__Task data__.
————

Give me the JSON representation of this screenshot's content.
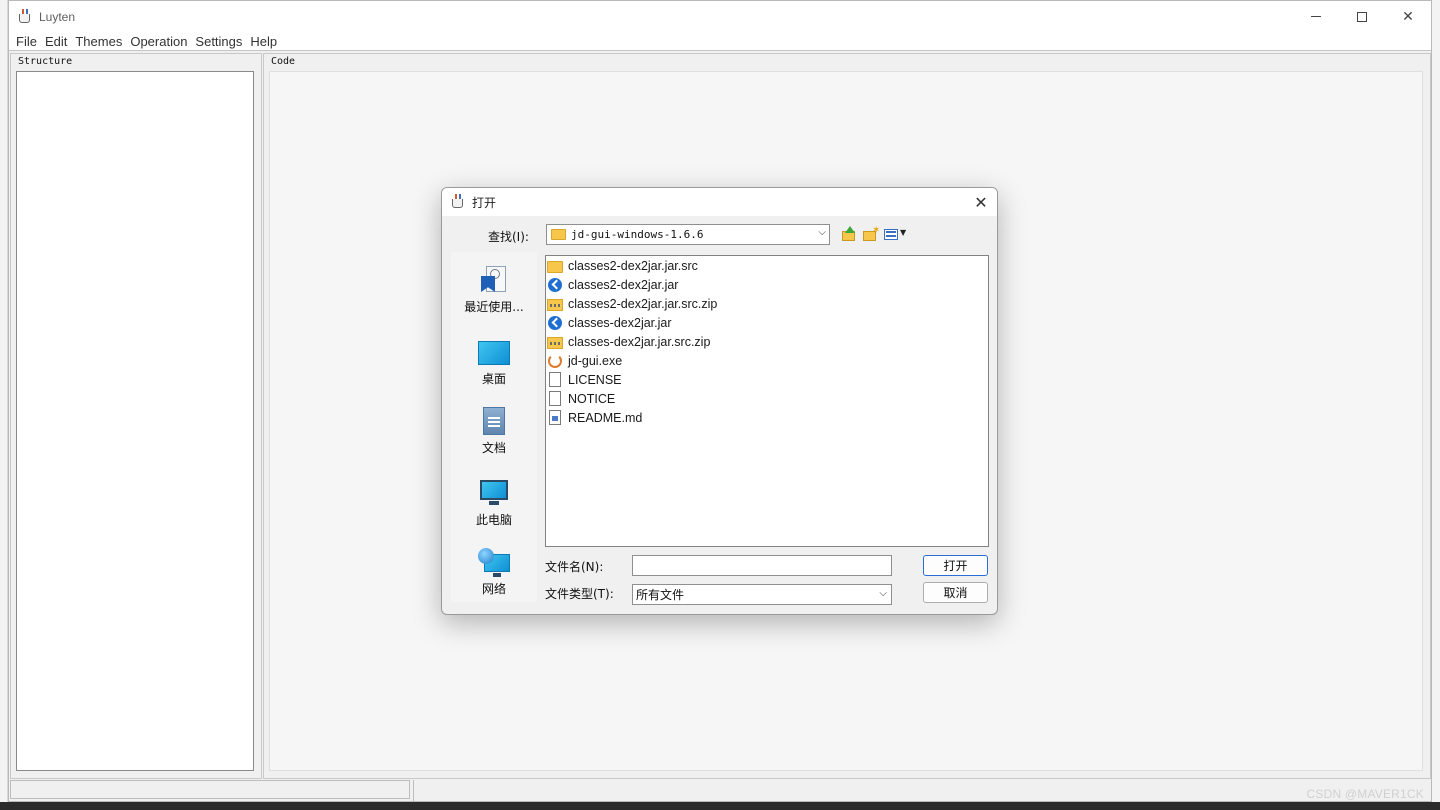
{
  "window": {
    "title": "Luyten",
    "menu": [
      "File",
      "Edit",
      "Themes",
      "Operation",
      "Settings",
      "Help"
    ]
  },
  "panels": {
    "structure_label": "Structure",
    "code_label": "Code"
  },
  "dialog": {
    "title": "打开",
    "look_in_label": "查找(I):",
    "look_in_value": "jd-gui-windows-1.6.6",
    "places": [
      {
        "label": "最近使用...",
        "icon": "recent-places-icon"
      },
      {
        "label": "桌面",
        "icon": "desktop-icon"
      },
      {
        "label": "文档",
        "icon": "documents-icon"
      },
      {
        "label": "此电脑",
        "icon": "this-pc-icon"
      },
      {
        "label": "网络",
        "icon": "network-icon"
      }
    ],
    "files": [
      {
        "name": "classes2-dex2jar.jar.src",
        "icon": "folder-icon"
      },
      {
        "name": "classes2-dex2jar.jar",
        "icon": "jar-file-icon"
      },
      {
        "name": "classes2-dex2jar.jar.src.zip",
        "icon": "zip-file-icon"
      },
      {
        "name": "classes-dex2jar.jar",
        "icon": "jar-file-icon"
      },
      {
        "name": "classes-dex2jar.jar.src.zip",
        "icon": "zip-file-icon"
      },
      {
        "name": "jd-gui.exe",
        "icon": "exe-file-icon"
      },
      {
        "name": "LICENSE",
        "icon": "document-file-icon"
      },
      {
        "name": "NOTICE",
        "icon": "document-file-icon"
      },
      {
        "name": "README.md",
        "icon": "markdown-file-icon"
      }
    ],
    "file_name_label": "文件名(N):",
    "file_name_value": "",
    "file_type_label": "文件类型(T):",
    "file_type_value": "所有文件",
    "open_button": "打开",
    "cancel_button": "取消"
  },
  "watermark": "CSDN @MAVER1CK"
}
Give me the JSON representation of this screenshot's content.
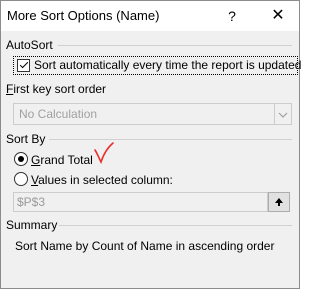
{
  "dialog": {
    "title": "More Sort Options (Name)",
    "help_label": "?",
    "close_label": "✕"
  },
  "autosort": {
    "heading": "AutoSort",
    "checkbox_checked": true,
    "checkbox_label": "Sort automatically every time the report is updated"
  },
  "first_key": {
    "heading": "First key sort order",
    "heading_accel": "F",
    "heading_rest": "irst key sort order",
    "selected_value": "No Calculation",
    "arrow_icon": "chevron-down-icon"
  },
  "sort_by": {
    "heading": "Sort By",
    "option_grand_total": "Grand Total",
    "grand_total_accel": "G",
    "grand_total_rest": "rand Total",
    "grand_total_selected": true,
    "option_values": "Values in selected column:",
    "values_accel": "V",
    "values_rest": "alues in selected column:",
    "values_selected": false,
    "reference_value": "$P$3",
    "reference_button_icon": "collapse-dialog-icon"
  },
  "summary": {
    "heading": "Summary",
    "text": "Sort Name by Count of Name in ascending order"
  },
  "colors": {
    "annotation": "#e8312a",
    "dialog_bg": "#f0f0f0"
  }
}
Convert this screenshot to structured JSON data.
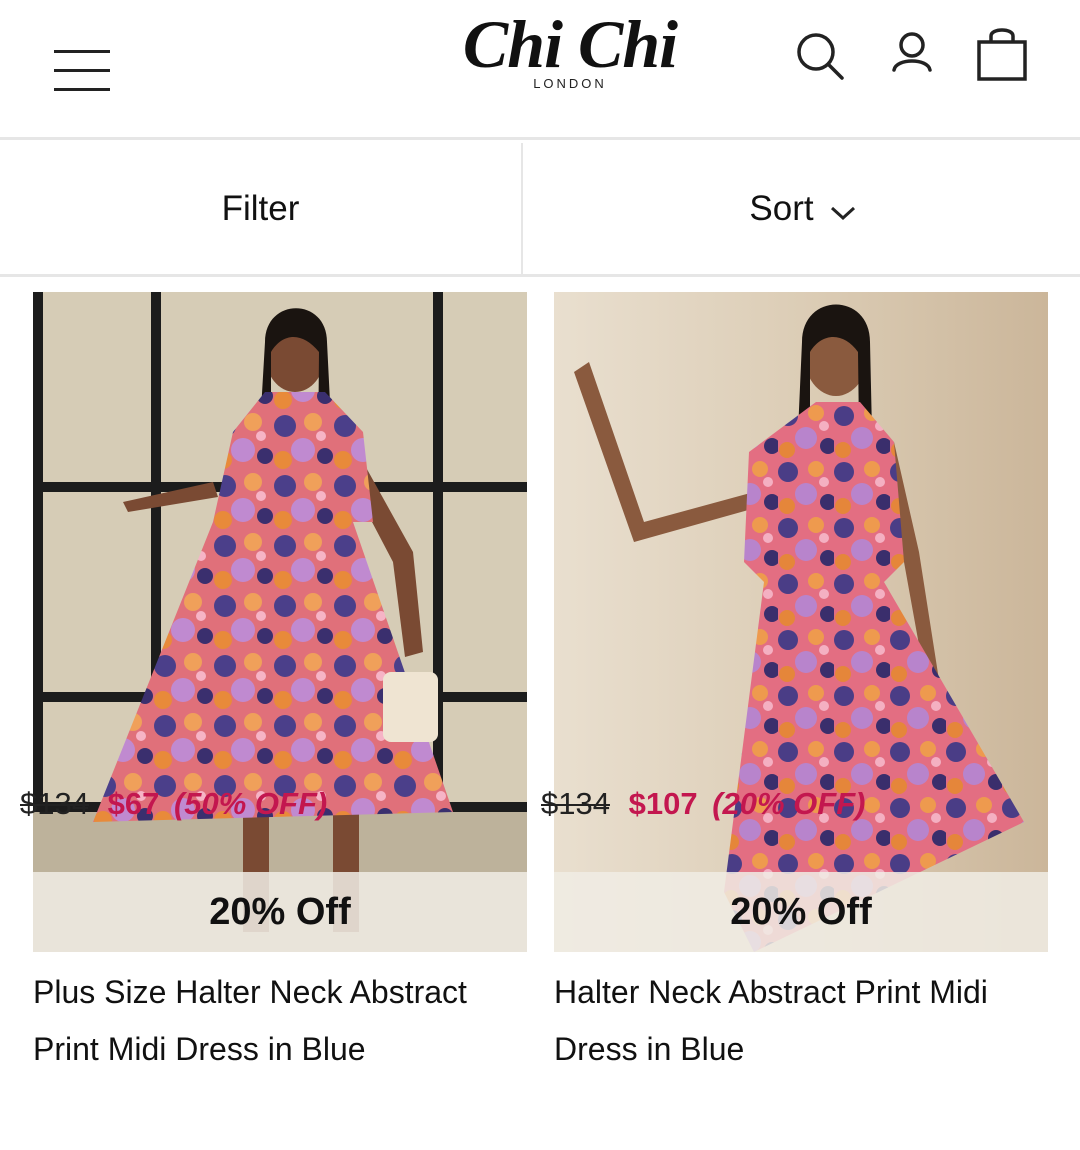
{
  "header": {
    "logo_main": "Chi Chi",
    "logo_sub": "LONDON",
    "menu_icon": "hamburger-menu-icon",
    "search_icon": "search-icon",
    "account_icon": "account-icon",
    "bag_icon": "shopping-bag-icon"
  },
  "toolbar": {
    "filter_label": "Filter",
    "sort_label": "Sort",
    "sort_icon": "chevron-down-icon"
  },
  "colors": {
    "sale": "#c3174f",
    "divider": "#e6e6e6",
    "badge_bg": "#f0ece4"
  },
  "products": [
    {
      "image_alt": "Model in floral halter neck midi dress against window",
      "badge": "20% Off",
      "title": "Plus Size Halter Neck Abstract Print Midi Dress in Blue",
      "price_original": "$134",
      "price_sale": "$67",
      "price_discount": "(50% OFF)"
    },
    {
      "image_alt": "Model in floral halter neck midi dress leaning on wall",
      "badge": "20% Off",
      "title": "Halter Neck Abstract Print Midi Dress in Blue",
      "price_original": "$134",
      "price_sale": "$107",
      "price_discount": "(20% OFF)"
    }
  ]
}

————

__Work to do__.
Copy the records exactly. Skip the pictures.

__Output for this task__.
Give me the JSON representation of this screenshot's content.
{
  "window": {
    "title": "Luyten",
    "menu": [
      "File",
      "Edit",
      "Themes",
      "Operation",
      "Settings",
      "Help"
    ]
  },
  "panels": {
    "structure_label": "Structure",
    "code_label": "Code"
  },
  "dialog": {
    "title": "打开",
    "look_in_label": "查找(I):",
    "look_in_value": "jd-gui-windows-1.6.6",
    "places": [
      {
        "label": "最近使用...",
        "icon": "recent-places-icon"
      },
      {
        "label": "桌面",
        "icon": "desktop-icon"
      },
      {
        "label": "文档",
        "icon": "documents-icon"
      },
      {
        "label": "此电脑",
        "icon": "this-pc-icon"
      },
      {
        "label": "网络",
        "icon": "network-icon"
      }
    ],
    "files": [
      {
        "name": "classes2-dex2jar.jar.src",
        "icon": "folder-icon"
      },
      {
        "name": "classes2-dex2jar.jar",
        "icon": "jar-file-icon"
      },
      {
        "name": "classes2-dex2jar.jar.src.zip",
        "icon": "zip-file-icon"
      },
      {
        "name": "classes-dex2jar.jar",
        "icon": "jar-file-icon"
      },
      {
        "name": "classes-dex2jar.jar.src.zip",
        "icon": "zip-file-icon"
      },
      {
        "name": "jd-gui.exe",
        "icon": "exe-file-icon"
      },
      {
        "name": "LICENSE",
        "icon": "document-file-icon"
      },
      {
        "name": "NOTICE",
        "icon": "document-file-icon"
      },
      {
        "name": "README.md",
        "icon": "markdown-file-icon"
      }
    ],
    "file_name_label": "文件名(N):",
    "file_name_value": "",
    "file_type_label": "文件类型(T):",
    "file_type_value": "所有文件",
    "open_button": "打开",
    "cancel_button": "取消"
  },
  "watermark": "CSDN @MAVER1CK"
}
Give me the JSON representation of this screenshot's content.
{
  "dialog": {
    "title": "More Sort Options (Name)",
    "help_label": "?",
    "close_label": "✕"
  },
  "autosort": {
    "heading": "AutoSort",
    "checkbox_checked": true,
    "checkbox_label": "Sort automatically every time the report is updated"
  },
  "first_key": {
    "heading": "First key sort order",
    "heading_accel": "F",
    "heading_rest": "irst key sort order",
    "selected_value": "No Calculation",
    "arrow_icon": "chevron-down-icon"
  },
  "sort_by": {
    "heading": "Sort By",
    "option_grand_total": "Grand Total",
    "grand_total_accel": "G",
    "grand_total_rest": "rand Total",
    "grand_total_selected": true,
    "option_values": "Values in selected column:",
    "values_accel": "V",
    "values_rest": "alues in selected column:",
    "values_selected": false,
    "reference_value": "$P$3",
    "reference_button_icon": "collapse-dialog-icon"
  },
  "summary": {
    "heading": "Summary",
    "text": "Sort Name by Count of Name in ascending order"
  },
  "colors": {
    "annotation": "#e8312a",
    "dialog_bg": "#f0f0f0"
  }
}
Convert this screenshot to structured JSON data.
{
  "header": {
    "logo_main": "Chi Chi",
    "logo_sub": "LONDON",
    "menu_icon": "hamburger-menu-icon",
    "search_icon": "search-icon",
    "account_icon": "account-icon",
    "bag_icon": "shopping-bag-icon"
  },
  "toolbar": {
    "filter_label": "Filter",
    "sort_label": "Sort",
    "sort_icon": "chevron-down-icon"
  },
  "colors": {
    "sale": "#c3174f",
    "divider": "#e6e6e6",
    "badge_bg": "#f0ece4"
  },
  "products": [
    {
      "image_alt": "Model in floral halter neck midi dress against window",
      "badge": "20% Off",
      "title": "Plus Size Halter Neck Abstract Print Midi Dress in Blue",
      "price_original": "$134",
      "price_sale": "$67",
      "price_discount": "(50% OFF)"
    },
    {
      "image_alt": "Model in floral halter neck midi dress leaning on wall",
      "badge": "20% Off",
      "title": "Halter Neck Abstract Print Midi Dress in Blue",
      "price_original": "$134",
      "price_sale": "$107",
      "price_discount": "(20% OFF)"
    }
  ]
}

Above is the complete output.